▶ [Exercise requirements]: Gather up the lines that contain "Положення".

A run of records

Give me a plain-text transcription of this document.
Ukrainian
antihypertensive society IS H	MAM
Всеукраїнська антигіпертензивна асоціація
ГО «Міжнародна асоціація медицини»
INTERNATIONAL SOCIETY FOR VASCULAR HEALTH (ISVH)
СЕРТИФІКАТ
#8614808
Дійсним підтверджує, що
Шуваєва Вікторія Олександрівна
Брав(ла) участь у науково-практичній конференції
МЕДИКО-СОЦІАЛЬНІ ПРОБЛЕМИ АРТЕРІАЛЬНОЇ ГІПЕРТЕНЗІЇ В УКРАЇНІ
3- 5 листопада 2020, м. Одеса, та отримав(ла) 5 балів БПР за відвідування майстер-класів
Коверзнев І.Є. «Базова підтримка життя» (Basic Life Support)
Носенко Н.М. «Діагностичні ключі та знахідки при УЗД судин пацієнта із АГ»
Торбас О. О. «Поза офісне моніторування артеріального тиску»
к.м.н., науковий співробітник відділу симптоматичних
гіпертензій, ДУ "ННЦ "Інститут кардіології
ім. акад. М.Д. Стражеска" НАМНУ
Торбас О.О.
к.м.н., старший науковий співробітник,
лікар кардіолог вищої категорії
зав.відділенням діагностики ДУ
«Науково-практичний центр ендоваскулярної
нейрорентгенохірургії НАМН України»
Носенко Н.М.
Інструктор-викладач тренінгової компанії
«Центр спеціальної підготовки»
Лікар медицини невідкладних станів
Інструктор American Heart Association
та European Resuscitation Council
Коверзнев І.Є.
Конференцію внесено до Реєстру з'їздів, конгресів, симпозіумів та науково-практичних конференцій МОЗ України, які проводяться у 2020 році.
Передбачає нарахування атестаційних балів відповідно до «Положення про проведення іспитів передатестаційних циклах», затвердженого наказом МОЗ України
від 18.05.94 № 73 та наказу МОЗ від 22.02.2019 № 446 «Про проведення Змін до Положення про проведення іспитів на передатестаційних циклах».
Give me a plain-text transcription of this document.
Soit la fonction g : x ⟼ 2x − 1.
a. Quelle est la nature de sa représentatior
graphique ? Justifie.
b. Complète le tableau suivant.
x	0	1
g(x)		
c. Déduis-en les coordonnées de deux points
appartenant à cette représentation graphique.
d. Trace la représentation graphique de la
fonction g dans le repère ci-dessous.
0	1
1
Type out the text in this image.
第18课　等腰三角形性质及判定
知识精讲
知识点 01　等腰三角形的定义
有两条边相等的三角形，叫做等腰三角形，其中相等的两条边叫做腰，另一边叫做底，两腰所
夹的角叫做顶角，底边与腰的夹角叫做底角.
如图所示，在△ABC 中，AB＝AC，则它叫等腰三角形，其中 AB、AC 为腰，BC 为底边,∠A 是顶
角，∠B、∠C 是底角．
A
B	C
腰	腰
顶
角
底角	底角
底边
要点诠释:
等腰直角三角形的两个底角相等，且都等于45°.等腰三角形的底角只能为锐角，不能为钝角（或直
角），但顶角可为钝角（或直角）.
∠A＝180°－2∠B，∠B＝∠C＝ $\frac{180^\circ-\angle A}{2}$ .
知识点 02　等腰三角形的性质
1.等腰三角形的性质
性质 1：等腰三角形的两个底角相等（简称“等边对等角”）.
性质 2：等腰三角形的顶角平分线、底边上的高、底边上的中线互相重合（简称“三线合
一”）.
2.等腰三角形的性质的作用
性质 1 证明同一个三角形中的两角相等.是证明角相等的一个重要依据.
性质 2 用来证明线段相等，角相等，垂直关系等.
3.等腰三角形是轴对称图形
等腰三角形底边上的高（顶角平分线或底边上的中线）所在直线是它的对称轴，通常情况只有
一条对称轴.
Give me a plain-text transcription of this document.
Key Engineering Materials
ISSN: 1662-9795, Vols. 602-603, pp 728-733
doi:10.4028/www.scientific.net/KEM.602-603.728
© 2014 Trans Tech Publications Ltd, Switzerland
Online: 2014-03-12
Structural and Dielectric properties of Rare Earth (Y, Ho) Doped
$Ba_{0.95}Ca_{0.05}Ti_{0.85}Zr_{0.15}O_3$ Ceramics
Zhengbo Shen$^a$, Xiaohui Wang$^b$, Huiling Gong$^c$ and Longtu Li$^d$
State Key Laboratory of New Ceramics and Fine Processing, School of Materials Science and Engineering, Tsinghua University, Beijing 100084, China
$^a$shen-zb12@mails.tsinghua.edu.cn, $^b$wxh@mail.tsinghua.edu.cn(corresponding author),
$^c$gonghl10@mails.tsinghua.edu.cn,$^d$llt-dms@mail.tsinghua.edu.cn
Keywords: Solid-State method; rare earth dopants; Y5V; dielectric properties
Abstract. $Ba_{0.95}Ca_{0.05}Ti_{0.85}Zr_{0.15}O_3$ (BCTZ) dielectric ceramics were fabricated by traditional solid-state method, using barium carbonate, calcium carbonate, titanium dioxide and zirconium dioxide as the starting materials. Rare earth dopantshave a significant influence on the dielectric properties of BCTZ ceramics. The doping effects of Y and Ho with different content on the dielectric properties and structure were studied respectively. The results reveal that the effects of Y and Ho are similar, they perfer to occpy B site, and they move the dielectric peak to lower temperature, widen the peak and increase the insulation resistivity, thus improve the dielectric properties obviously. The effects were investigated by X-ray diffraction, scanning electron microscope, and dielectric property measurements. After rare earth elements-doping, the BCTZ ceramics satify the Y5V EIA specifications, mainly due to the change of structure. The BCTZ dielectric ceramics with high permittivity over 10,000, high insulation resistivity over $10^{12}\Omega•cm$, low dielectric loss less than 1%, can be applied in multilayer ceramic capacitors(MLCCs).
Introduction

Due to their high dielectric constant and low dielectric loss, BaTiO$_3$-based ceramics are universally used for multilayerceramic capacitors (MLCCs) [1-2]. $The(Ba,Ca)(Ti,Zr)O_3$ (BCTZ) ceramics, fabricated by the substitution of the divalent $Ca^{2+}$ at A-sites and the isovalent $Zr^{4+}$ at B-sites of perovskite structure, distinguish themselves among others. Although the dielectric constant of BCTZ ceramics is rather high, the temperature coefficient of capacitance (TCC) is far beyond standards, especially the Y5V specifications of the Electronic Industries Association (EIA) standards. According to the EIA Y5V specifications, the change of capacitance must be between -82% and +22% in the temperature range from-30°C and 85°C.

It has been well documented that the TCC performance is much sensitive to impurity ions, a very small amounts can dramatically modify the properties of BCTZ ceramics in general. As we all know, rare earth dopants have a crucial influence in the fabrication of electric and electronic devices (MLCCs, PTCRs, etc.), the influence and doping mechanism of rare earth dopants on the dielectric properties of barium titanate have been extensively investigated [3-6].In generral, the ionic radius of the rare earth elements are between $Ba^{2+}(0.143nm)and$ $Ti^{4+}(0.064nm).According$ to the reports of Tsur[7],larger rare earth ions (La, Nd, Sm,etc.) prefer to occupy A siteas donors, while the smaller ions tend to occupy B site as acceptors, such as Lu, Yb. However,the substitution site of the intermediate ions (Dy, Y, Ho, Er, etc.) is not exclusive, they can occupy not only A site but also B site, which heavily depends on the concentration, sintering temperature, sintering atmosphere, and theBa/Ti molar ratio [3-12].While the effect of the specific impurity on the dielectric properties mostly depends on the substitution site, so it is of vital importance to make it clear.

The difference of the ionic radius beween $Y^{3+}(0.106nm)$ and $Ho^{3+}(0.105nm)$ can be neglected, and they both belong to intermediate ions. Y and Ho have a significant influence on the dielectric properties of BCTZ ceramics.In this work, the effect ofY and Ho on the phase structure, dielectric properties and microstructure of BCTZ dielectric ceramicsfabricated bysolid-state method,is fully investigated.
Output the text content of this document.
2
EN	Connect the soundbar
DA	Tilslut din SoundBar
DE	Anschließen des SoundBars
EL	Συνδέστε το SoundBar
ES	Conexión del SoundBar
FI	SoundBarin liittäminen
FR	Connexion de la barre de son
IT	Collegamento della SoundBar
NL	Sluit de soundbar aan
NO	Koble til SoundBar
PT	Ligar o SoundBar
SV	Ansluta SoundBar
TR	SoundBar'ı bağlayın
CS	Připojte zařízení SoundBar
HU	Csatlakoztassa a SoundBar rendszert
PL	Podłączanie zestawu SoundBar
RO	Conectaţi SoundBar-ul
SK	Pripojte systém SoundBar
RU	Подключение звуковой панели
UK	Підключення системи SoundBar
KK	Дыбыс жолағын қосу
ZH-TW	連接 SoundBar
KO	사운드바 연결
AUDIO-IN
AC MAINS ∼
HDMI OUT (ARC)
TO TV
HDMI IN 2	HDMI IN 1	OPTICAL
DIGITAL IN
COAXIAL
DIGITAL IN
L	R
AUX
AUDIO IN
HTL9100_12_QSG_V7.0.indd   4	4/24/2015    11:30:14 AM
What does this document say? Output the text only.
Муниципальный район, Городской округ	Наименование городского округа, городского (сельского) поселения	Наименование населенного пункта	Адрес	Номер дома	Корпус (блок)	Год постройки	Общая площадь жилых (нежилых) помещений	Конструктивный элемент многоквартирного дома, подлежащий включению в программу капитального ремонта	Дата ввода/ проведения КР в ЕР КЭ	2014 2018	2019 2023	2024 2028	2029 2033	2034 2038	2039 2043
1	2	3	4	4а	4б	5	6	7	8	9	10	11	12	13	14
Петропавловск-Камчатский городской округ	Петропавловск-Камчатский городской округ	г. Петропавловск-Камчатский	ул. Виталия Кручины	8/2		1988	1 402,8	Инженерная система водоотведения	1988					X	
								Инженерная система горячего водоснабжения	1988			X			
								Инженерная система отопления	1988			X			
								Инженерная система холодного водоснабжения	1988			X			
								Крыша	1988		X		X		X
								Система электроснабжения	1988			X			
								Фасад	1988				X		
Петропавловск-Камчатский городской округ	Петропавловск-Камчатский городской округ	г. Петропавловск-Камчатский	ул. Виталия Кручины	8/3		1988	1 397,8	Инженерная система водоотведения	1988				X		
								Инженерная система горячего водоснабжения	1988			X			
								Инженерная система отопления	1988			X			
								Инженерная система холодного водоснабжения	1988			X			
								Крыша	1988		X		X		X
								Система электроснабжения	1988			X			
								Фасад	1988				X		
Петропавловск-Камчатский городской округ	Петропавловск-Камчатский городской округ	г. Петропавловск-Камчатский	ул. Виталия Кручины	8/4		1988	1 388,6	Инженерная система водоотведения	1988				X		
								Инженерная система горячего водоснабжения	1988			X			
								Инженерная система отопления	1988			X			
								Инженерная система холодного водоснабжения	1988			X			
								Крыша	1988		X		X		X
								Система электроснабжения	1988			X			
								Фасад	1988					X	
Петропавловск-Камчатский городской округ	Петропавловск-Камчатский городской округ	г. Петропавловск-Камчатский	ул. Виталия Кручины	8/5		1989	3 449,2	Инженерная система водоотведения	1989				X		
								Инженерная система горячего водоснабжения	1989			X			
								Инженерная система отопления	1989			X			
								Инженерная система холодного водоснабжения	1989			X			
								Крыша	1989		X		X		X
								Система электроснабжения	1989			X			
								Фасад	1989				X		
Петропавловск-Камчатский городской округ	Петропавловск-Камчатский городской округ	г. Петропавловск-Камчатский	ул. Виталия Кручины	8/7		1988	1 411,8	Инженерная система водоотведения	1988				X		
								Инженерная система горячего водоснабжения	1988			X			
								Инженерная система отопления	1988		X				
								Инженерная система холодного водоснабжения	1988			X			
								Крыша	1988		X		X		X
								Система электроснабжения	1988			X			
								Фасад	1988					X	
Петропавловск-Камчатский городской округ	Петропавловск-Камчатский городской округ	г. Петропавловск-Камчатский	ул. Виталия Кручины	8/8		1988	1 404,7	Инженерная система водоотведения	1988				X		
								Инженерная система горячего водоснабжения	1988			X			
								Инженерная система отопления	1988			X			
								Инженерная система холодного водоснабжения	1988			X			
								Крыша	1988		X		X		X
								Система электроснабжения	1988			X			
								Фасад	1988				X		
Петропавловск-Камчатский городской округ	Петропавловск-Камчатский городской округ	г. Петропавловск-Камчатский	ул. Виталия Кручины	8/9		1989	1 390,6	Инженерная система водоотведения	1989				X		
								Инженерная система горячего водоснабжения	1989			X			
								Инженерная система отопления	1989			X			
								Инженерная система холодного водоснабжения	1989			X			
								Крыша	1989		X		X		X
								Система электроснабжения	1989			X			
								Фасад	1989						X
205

▶ [Response to this task]:
Передбачає нарахування атестаційних балів відповідно до «Положення про проведення іспитів передатестаційних циклах», затвердженого наказом МОЗ України
від 18.05.94 № 73 та наказу МОЗ від 22.02.2019 № 446 «Про проведення Змін до Положення про проведення іспитів на передатестаційних циклах».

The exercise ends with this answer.